Task instructions |
Using the listing below, give the number of lines where "this" appears, and nothing else.

Data entries |
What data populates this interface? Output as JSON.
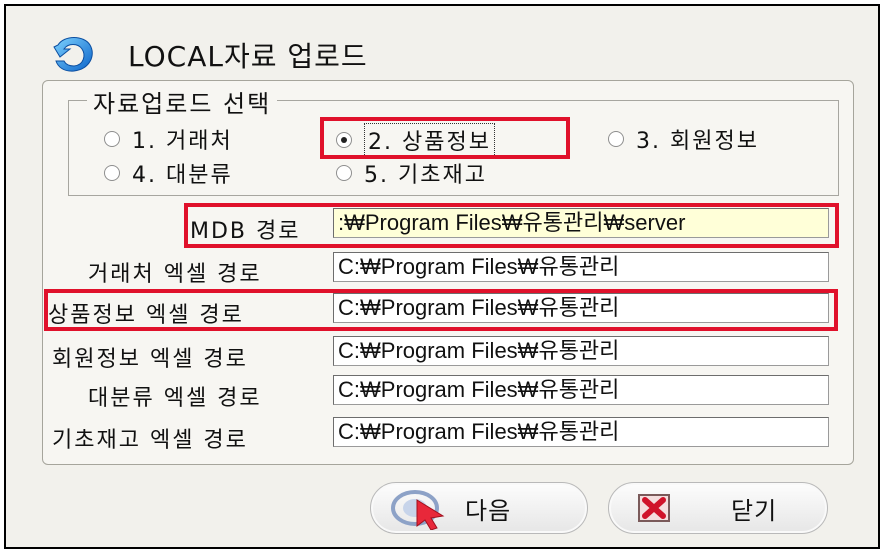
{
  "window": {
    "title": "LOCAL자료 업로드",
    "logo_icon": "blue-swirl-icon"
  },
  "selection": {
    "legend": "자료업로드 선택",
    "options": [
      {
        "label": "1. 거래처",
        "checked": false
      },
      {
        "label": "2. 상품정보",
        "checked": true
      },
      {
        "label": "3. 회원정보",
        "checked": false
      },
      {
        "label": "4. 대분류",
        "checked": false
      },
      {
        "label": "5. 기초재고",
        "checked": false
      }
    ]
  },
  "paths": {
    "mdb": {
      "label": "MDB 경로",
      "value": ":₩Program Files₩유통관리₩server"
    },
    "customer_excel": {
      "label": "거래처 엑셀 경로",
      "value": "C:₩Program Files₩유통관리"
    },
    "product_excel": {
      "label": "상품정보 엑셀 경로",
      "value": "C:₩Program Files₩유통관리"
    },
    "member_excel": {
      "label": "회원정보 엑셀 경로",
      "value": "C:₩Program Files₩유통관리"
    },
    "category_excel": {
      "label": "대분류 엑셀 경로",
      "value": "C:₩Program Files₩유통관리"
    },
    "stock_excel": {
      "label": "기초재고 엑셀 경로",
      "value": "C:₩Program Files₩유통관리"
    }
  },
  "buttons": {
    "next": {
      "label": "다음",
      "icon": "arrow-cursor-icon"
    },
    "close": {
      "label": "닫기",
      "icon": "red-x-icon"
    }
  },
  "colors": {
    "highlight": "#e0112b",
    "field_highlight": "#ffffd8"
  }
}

...

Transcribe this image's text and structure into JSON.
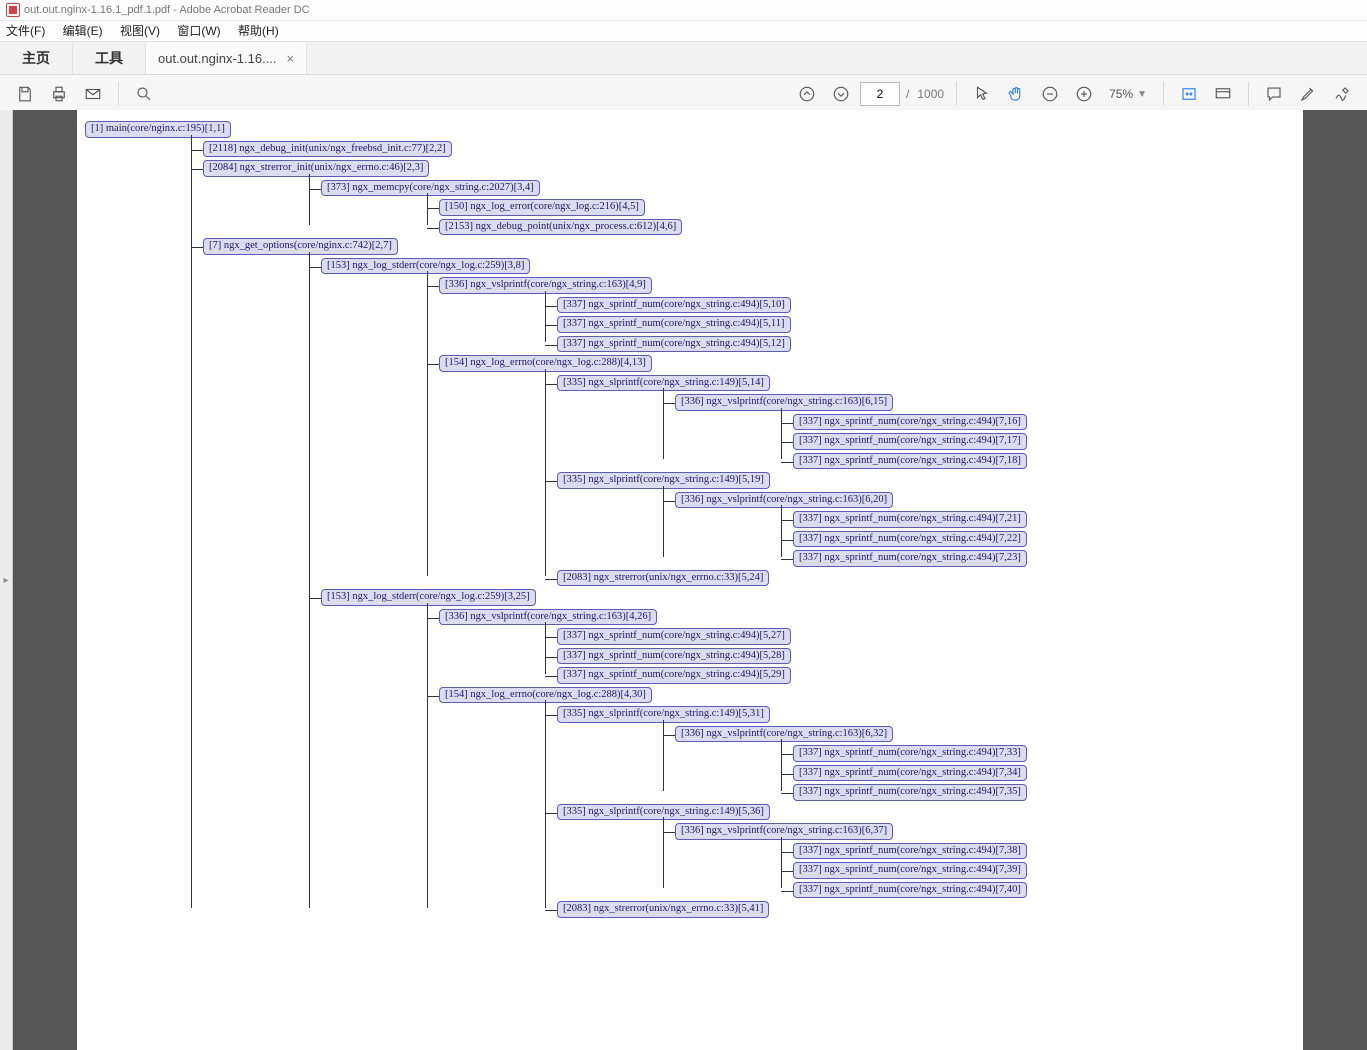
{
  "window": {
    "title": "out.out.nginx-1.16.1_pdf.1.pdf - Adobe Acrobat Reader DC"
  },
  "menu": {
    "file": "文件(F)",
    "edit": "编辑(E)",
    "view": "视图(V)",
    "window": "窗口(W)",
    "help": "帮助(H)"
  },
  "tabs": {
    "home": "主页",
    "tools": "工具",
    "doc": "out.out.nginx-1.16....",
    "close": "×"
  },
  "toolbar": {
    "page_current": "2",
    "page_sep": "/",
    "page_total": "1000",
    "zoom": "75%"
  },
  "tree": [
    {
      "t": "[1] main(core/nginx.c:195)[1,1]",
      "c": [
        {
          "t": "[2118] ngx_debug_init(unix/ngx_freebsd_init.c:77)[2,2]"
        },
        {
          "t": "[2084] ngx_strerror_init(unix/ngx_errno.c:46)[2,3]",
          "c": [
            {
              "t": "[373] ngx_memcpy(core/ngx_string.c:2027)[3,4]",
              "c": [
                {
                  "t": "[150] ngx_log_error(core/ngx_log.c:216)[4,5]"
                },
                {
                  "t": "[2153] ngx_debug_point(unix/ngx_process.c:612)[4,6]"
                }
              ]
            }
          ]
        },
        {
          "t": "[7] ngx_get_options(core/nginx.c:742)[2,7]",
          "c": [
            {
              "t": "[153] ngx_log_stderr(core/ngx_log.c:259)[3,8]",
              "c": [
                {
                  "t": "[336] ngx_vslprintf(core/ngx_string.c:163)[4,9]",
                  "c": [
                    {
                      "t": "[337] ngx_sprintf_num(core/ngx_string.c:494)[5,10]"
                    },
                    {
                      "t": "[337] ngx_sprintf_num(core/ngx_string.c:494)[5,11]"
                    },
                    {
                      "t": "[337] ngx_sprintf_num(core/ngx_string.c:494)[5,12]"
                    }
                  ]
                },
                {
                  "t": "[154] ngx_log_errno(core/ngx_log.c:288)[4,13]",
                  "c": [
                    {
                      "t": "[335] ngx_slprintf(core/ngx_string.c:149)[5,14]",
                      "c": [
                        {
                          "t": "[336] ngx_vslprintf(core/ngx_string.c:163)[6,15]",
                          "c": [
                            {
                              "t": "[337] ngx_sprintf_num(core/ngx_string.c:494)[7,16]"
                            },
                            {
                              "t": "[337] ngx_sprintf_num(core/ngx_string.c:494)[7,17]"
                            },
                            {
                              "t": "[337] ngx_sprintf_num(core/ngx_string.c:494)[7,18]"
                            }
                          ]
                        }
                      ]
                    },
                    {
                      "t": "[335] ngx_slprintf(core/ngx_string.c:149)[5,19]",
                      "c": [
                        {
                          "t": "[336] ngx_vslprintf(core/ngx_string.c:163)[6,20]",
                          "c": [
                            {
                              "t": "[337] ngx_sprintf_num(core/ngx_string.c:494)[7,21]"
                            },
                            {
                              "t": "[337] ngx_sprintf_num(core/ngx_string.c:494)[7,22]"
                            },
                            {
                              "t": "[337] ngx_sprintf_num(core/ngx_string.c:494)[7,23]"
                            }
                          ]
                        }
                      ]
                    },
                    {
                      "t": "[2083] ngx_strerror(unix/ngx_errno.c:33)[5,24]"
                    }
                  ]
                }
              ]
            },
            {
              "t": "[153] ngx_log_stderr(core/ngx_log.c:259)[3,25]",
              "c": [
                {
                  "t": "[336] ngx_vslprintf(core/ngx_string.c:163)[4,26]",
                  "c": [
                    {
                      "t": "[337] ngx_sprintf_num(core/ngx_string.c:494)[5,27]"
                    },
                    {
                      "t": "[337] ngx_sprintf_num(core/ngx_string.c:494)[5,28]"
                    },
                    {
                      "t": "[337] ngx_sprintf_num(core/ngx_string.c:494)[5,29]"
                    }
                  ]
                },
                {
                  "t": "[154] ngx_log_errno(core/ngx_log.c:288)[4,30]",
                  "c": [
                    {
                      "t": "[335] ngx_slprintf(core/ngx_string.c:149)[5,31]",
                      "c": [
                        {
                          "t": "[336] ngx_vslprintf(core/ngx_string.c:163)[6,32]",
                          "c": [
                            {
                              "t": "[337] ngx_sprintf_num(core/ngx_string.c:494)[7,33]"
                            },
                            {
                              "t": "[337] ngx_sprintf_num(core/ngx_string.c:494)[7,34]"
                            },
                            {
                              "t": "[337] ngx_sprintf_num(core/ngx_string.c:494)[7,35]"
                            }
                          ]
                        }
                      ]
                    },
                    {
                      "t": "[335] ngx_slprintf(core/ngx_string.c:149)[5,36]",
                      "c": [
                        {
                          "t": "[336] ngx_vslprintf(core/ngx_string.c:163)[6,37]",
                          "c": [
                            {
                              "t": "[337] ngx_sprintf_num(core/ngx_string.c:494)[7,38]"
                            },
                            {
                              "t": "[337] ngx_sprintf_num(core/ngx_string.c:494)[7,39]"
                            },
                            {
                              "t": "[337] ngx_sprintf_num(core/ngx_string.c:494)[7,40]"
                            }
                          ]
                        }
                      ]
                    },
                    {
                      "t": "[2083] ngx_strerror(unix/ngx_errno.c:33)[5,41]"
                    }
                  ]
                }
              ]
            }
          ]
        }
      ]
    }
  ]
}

* * *

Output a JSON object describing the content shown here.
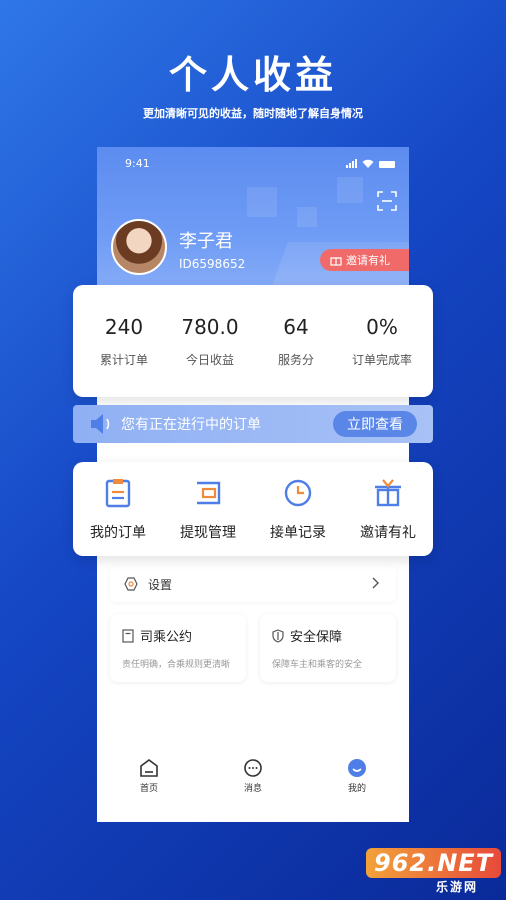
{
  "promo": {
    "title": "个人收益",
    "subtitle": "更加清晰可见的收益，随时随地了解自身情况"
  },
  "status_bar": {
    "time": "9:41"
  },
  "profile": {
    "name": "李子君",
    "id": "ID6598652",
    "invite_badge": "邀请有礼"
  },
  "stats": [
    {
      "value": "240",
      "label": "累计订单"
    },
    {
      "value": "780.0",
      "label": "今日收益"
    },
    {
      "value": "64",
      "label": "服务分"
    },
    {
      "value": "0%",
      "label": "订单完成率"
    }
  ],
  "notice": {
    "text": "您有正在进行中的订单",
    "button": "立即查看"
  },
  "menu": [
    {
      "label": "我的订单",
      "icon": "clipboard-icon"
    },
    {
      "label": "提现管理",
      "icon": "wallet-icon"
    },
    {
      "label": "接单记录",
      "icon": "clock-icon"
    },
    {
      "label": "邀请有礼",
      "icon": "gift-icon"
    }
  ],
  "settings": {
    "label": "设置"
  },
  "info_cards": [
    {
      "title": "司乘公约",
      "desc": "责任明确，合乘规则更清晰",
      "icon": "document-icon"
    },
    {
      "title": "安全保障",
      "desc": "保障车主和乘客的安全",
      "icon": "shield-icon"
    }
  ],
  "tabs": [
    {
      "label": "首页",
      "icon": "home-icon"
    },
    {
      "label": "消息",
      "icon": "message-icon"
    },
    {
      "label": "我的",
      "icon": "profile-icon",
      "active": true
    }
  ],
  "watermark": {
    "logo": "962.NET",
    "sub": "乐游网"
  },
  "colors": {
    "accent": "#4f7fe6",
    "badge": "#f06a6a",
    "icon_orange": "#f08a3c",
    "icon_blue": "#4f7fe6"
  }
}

Result of the task |
2